**To be done**.
Extract every record, exactly as written, and ignore the pictures.
## begin
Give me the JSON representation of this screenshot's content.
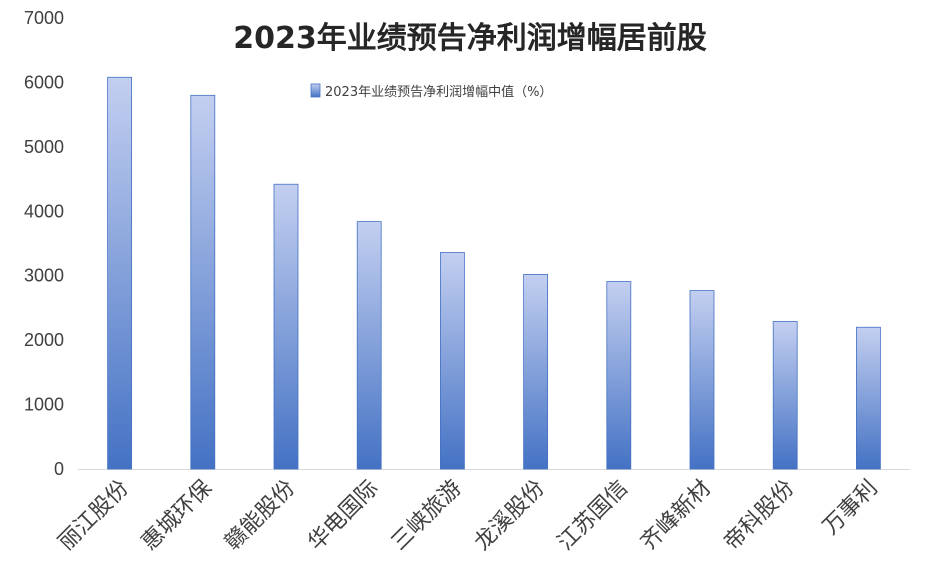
{
  "chart_data": {
    "type": "bar",
    "title": "2023年业绩预告净利润增幅居前股",
    "categories": [
      "丽江股份",
      "惠城环保",
      "赣能股份",
      "华电国际",
      "三峡旅游",
      "龙溪股份",
      "江苏国信",
      "齐峰新材",
      "帝科股份",
      "万事利"
    ],
    "series": [
      {
        "name": "2023年业绩预告净利润增幅中值（%）",
        "values": [
          6080,
          5800,
          4420,
          3840,
          3360,
          3020,
          2910,
          2770,
          2290,
          2200
        ]
      }
    ],
    "ylim": [
      0,
      7000
    ],
    "yticks": [
      "0",
      "1000",
      "2000",
      "3000",
      "4000",
      "5000",
      "6000",
      "7000"
    ],
    "grid": false,
    "legend_position": "top",
    "colors": {
      "bar_top": "#bcc9ec",
      "bar_bottom": "#4472c4",
      "bar_stroke": "#4472c4",
      "axis": "#d9d9d9"
    }
  }
}
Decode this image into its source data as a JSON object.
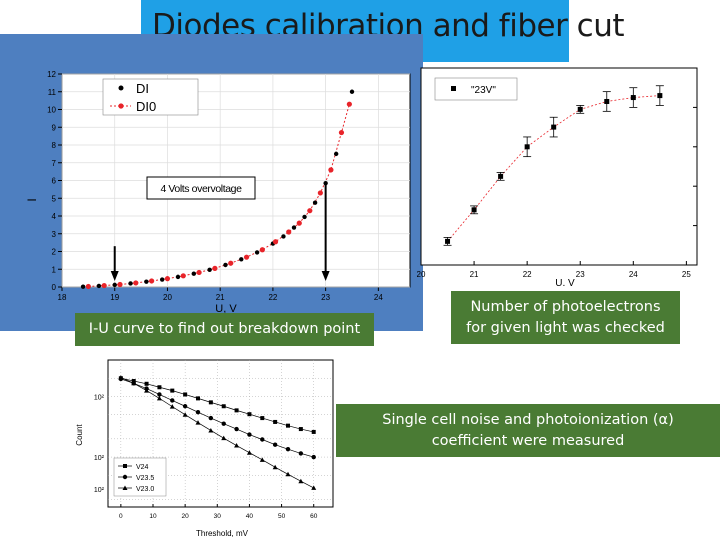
{
  "slide": {
    "title": "Diodes calibration and fiber cut",
    "captions": {
      "iu": "I-U curve to find out breakdown point",
      "photoelectrons_line1": "Number of photoelectrons",
      "photoelectrons_line2": "for given light was checked",
      "noise_line1": "Single cell noise and photoionization (α)",
      "noise_line2": "coefficient were measured"
    },
    "colors": {
      "title_bg": "#1fa0e6",
      "panel_bg": "#4e7fc0",
      "caption_bg": "#4a7b34"
    }
  },
  "chart_data": [
    {
      "type": "scatter",
      "xlabel": "U, V",
      "ylabel": "I",
      "xlim": [
        18,
        24.6
      ],
      "ylim": [
        0,
        12
      ],
      "x_ticks": [
        18,
        19,
        20,
        21,
        22,
        23,
        24
      ],
      "y_ticks": [
        0,
        1,
        2,
        3,
        4,
        5,
        6,
        7,
        8,
        9,
        10,
        11,
        12
      ],
      "grid": true,
      "legend": "top-left",
      "annotation": "4 Volts overvoltage",
      "arrows_at_x": [
        19.0,
        23.0
      ],
      "series": [
        {
          "name": "DI",
          "color": "#000000",
          "x": [
            18.4,
            18.7,
            19.0,
            19.3,
            19.6,
            19.9,
            20.2,
            20.5,
            20.8,
            21.1,
            21.4,
            21.7,
            22.0,
            22.2,
            22.4,
            22.6,
            22.8,
            23.0,
            23.2,
            23.5
          ],
          "y": [
            0.02,
            0.06,
            0.12,
            0.2,
            0.3,
            0.42,
            0.57,
            0.75,
            0.97,
            1.24,
            1.56,
            1.95,
            2.45,
            2.85,
            3.35,
            3.95,
            4.75,
            5.85,
            7.5,
            11.0
          ]
        },
        {
          "name": "DI0",
          "color": "#e8242a",
          "x": [
            18.5,
            18.8,
            19.1,
            19.4,
            19.7,
            20.0,
            20.3,
            20.6,
            20.9,
            21.2,
            21.5,
            21.8,
            22.05,
            22.3,
            22.5,
            22.7,
            22.9,
            23.1,
            23.3,
            23.45
          ],
          "y": [
            0.03,
            0.08,
            0.14,
            0.23,
            0.34,
            0.47,
            0.63,
            0.82,
            1.05,
            1.34,
            1.68,
            2.1,
            2.55,
            3.1,
            3.6,
            4.3,
            5.3,
            6.6,
            8.7,
            10.3
          ]
        }
      ]
    },
    {
      "type": "scatter",
      "xlabel": "U, V",
      "xlim": [
        20,
        25.2
      ],
      "ylim": [
        0,
        1
      ],
      "x_ticks": [
        20,
        21,
        22,
        23,
        24,
        25
      ],
      "legend": "top-left",
      "series": [
        {
          "name": "\"23V\"",
          "color": "#000000",
          "x": [
            20.5,
            21.0,
            21.5,
            22.0,
            22.5,
            23.0,
            23.5,
            24.0,
            24.5
          ],
          "y": [
            0.12,
            0.28,
            0.45,
            0.6,
            0.7,
            0.79,
            0.83,
            0.85,
            0.86
          ],
          "err": [
            0.02,
            0.02,
            0.02,
            0.05,
            0.05,
            0.02,
            0.05,
            0.05,
            0.05
          ]
        }
      ]
    },
    {
      "type": "line",
      "xlabel": "Threshold, mV",
      "ylabel": "Count",
      "xlim": [
        -4,
        66
      ],
      "ylog": true,
      "ylim": [
        15,
        4000
      ],
      "x_ticks": [
        0,
        10,
        20,
        30,
        40,
        50,
        60
      ],
      "y_tick_labels": [
        "10²",
        "10²",
        "10²"
      ],
      "legend": "bottom-left",
      "series": [
        {
          "name": "V24",
          "marker": "square",
          "x": [
            0,
            4,
            8,
            12,
            16,
            20,
            24,
            28,
            32,
            36,
            40,
            44,
            48,
            52,
            56,
            60
          ],
          "y": [
            2000,
            1800,
            1620,
            1420,
            1250,
            1080,
            930,
            800,
            690,
            590,
            510,
            440,
            380,
            330,
            290,
            260
          ]
        },
        {
          "name": "V23.5",
          "marker": "circle",
          "x": [
            0,
            4,
            8,
            12,
            16,
            20,
            24,
            28,
            32,
            36,
            40,
            44,
            48,
            52,
            56,
            60
          ],
          "y": [
            1950,
            1650,
            1350,
            1080,
            860,
            690,
            550,
            440,
            355,
            290,
            235,
            195,
            160,
            135,
            115,
            100
          ]
        },
        {
          "name": "V23.0",
          "marker": "triangle",
          "x": [
            0,
            4,
            8,
            12,
            16,
            20,
            24,
            28,
            32,
            36,
            40,
            44,
            48,
            52,
            56,
            60
          ],
          "y": [
            2050,
            1650,
            1250,
            930,
            680,
            500,
            370,
            275,
            205,
            155,
            118,
            90,
            68,
            52,
            40,
            31
          ]
        }
      ]
    }
  ]
}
## end
**Task answer**.
Give me the JSON representation of this screenshot's content.
{
  "chart_data": {
    "type": "bar",
    "title": "2023年业绩预告净利润增幅居前股",
    "categories": [
      "丽江股份",
      "惠城环保",
      "赣能股份",
      "华电国际",
      "三峡旅游",
      "龙溪股份",
      "江苏国信",
      "齐峰新材",
      "帝科股份",
      "万事利"
    ],
    "series": [
      {
        "name": "2023年业绩预告净利润增幅中值（%）",
        "values": [
          6080,
          5800,
          4420,
          3840,
          3360,
          3020,
          2910,
          2770,
          2290,
          2200
        ]
      }
    ],
    "ylim": [
      0,
      7000
    ],
    "yticks": [
      "0",
      "1000",
      "2000",
      "3000",
      "4000",
      "5000",
      "6000",
      "7000"
    ],
    "grid": false,
    "legend_position": "top",
    "colors": {
      "bar_top": "#bcc9ec",
      "bar_bottom": "#4472c4",
      "bar_stroke": "#4472c4",
      "axis": "#d9d9d9"
    }
  }
}
Decode this image into its source data as a JSON object.
{
  "slide": {
    "title": "Diodes calibration and fiber cut",
    "captions": {
      "iu": "I-U curve to find out breakdown point",
      "photoelectrons_line1": "Number of photoelectrons",
      "photoelectrons_line2": "for given light was checked",
      "noise_line1": "Single cell noise and photoionization (α)",
      "noise_line2": "coefficient were measured"
    },
    "colors": {
      "title_bg": "#1fa0e6",
      "panel_bg": "#4e7fc0",
      "caption_bg": "#4a7b34"
    }
  },
  "chart_data": [
    {
      "type": "scatter",
      "xlabel": "U, V",
      "ylabel": "I",
      "xlim": [
        18,
        24.6
      ],
      "ylim": [
        0,
        12
      ],
      "x_ticks": [
        18,
        19,
        20,
        21,
        22,
        23,
        24
      ],
      "y_ticks": [
        0,
        1,
        2,
        3,
        4,
        5,
        6,
        7,
        8,
        9,
        10,
        11,
        12
      ],
      "grid": true,
      "legend": "top-left",
      "annotation": "4 Volts overvoltage",
      "arrows_at_x": [
        19.0,
        23.0
      ],
      "series": [
        {
          "name": "DI",
          "color": "#000000",
          "x": [
            18.4,
            18.7,
            19.0,
            19.3,
            19.6,
            19.9,
            20.2,
            20.5,
            20.8,
            21.1,
            21.4,
            21.7,
            22.0,
            22.2,
            22.4,
            22.6,
            22.8,
            23.0,
            23.2,
            23.5
          ],
          "y": [
            0.02,
            0.06,
            0.12,
            0.2,
            0.3,
            0.42,
            0.57,
            0.75,
            0.97,
            1.24,
            1.56,
            1.95,
            2.45,
            2.85,
            3.35,
            3.95,
            4.75,
            5.85,
            7.5,
            11.0
          ]
        },
        {
          "name": "DI0",
          "color": "#e8242a",
          "x": [
            18.5,
            18.8,
            19.1,
            19.4,
            19.7,
            20.0,
            20.3,
            20.6,
            20.9,
            21.2,
            21.5,
            21.8,
            22.05,
            22.3,
            22.5,
            22.7,
            22.9,
            23.1,
            23.3,
            23.45
          ],
          "y": [
            0.03,
            0.08,
            0.14,
            0.23,
            0.34,
            0.47,
            0.63,
            0.82,
            1.05,
            1.34,
            1.68,
            2.1,
            2.55,
            3.1,
            3.6,
            4.3,
            5.3,
            6.6,
            8.7,
            10.3
          ]
        }
      ]
    },
    {
      "type": "scatter",
      "xlabel": "U, V",
      "xlim": [
        20,
        25.2
      ],
      "ylim": [
        0,
        1
      ],
      "x_ticks": [
        20,
        21,
        22,
        23,
        24,
        25
      ],
      "legend": "top-left",
      "series": [
        {
          "name": "\"23V\"",
          "color": "#000000",
          "x": [
            20.5,
            21.0,
            21.5,
            22.0,
            22.5,
            23.0,
            23.5,
            24.0,
            24.5
          ],
          "y": [
            0.12,
            0.28,
            0.45,
            0.6,
            0.7,
            0.79,
            0.83,
            0.85,
            0.86
          ],
          "err": [
            0.02,
            0.02,
            0.02,
            0.05,
            0.05,
            0.02,
            0.05,
            0.05,
            0.05
          ]
        }
      ]
    },
    {
      "type": "line",
      "xlabel": "Threshold, mV",
      "ylabel": "Count",
      "xlim": [
        -4,
        66
      ],
      "ylog": true,
      "ylim": [
        15,
        4000
      ],
      "x_ticks": [
        0,
        10,
        20,
        30,
        40,
        50,
        60
      ],
      "y_tick_labels": [
        "10²",
        "10²",
        "10²"
      ],
      "legend": "bottom-left",
      "series": [
        {
          "name": "V24",
          "marker": "square",
          "x": [
            0,
            4,
            8,
            12,
            16,
            20,
            24,
            28,
            32,
            36,
            40,
            44,
            48,
            52,
            56,
            60
          ],
          "y": [
            2000,
            1800,
            1620,
            1420,
            1250,
            1080,
            930,
            800,
            690,
            590,
            510,
            440,
            380,
            330,
            290,
            260
          ]
        },
        {
          "name": "V23.5",
          "marker": "circle",
          "x": [
            0,
            4,
            8,
            12,
            16,
            20,
            24,
            28,
            32,
            36,
            40,
            44,
            48,
            52,
            56,
            60
          ],
          "y": [
            1950,
            1650,
            1350,
            1080,
            860,
            690,
            550,
            440,
            355,
            290,
            235,
            195,
            160,
            135,
            115,
            100
          ]
        },
        {
          "name": "V23.0",
          "marker": "triangle",
          "x": [
            0,
            4,
            8,
            12,
            16,
            20,
            24,
            28,
            32,
            36,
            40,
            44,
            48,
            52,
            56,
            60
          ],
          "y": [
            2050,
            1650,
            1250,
            930,
            680,
            500,
            370,
            275,
            205,
            155,
            118,
            90,
            68,
            52,
            40,
            31
          ]
        }
      ]
    }
  ]
}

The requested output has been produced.